### GIVEN EXERCISE
Search the listing for "personal" and copy every line where it appears.

### Source records
···

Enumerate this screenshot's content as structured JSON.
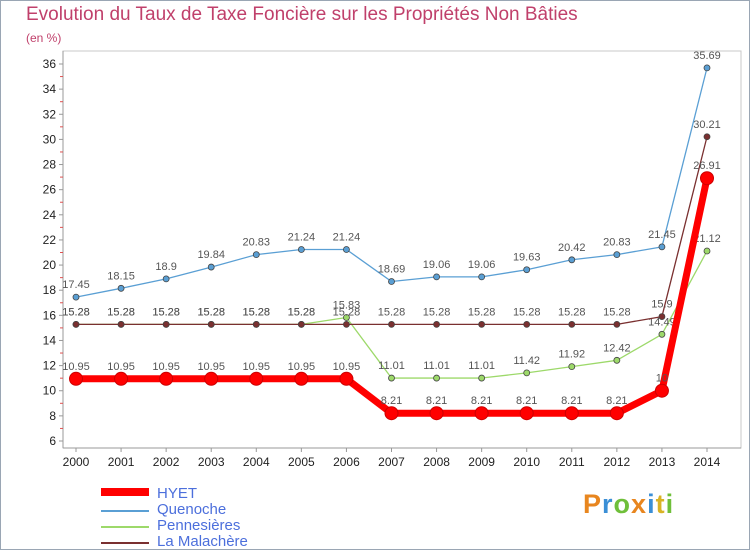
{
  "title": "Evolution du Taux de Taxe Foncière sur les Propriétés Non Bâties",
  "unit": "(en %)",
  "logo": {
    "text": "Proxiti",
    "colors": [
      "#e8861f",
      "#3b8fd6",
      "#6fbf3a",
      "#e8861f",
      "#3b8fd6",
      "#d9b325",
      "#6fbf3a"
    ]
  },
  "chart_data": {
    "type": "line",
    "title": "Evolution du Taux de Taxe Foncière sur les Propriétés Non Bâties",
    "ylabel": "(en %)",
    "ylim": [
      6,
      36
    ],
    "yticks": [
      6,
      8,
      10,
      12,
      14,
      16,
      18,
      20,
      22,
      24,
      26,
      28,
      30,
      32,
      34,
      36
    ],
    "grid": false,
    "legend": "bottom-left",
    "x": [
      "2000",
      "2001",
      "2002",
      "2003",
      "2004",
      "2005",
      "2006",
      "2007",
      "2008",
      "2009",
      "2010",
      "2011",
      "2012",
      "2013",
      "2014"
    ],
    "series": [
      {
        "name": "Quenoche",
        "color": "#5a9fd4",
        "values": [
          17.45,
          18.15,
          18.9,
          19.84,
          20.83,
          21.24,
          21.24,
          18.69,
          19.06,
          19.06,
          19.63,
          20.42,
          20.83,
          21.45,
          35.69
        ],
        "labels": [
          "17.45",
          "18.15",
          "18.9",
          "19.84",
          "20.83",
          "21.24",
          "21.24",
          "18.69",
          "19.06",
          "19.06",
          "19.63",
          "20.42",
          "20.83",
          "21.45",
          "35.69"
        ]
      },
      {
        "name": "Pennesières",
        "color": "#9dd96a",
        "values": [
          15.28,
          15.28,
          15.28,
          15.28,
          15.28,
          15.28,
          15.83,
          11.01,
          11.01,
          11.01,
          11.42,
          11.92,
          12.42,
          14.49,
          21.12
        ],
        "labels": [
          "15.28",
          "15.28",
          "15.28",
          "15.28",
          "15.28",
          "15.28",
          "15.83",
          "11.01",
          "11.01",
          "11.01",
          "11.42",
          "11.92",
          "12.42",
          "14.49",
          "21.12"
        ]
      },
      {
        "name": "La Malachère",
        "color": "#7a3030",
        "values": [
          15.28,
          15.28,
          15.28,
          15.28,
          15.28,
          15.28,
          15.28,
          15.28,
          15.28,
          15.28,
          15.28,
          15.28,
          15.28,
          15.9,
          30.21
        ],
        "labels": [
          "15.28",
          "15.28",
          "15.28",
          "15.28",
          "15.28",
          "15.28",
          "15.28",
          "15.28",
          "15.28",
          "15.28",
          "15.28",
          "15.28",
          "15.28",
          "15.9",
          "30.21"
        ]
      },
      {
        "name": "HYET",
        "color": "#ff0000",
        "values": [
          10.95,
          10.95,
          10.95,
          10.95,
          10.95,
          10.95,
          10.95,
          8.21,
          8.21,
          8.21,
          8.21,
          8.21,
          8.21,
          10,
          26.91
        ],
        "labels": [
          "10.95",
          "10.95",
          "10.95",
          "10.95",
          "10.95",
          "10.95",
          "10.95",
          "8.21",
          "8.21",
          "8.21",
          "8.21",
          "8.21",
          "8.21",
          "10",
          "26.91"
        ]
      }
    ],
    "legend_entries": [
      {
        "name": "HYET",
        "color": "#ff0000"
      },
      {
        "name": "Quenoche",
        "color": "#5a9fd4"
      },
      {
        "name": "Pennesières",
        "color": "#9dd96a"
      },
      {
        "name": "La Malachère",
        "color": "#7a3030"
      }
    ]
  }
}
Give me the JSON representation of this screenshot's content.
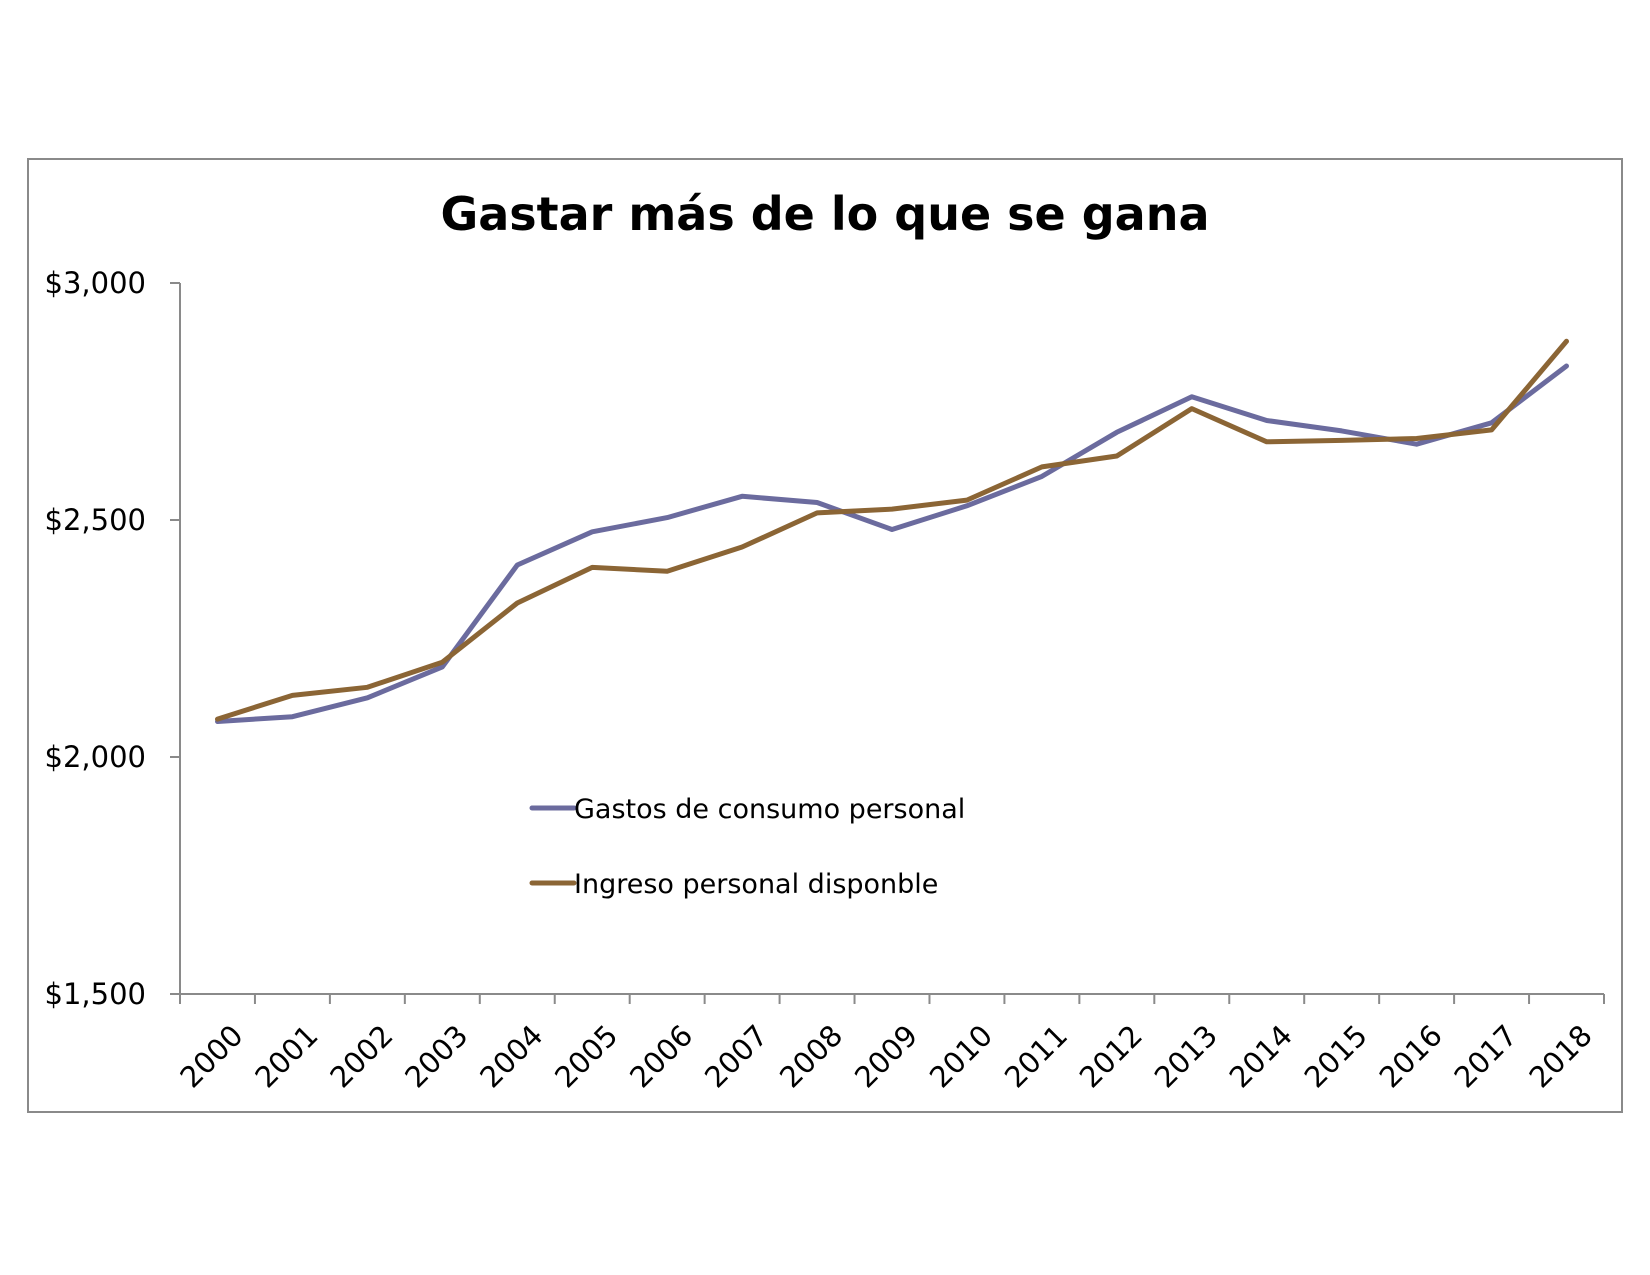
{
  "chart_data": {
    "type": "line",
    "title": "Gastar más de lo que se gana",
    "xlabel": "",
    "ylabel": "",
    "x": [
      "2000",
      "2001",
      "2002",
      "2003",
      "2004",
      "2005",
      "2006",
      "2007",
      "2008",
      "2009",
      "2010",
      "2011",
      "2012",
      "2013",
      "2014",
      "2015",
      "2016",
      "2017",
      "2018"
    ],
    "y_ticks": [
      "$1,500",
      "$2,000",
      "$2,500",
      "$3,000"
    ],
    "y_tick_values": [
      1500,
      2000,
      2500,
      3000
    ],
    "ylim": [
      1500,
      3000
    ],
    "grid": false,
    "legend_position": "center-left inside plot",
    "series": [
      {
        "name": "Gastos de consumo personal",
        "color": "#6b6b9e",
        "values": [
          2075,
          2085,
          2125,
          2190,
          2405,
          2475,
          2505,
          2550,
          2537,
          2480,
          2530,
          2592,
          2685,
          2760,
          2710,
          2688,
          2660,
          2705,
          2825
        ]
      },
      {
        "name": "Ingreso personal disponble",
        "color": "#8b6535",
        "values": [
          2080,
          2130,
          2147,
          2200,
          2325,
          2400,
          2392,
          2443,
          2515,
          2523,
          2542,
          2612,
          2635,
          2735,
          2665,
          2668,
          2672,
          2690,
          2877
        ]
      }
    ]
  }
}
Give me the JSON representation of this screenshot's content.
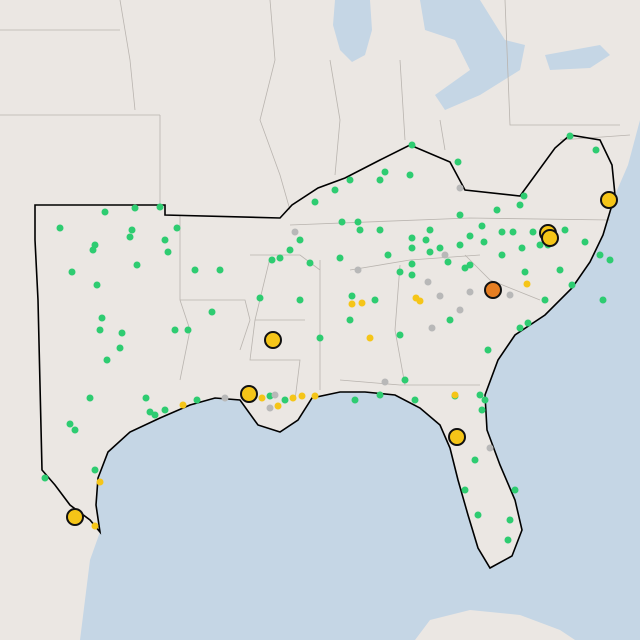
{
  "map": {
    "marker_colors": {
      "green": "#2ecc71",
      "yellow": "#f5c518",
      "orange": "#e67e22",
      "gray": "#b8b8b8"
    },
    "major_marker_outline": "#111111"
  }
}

···

### WORKED SOLUTION
        "name": "Gastos de consumo personal",
        "name": "Ingreso personal disponble",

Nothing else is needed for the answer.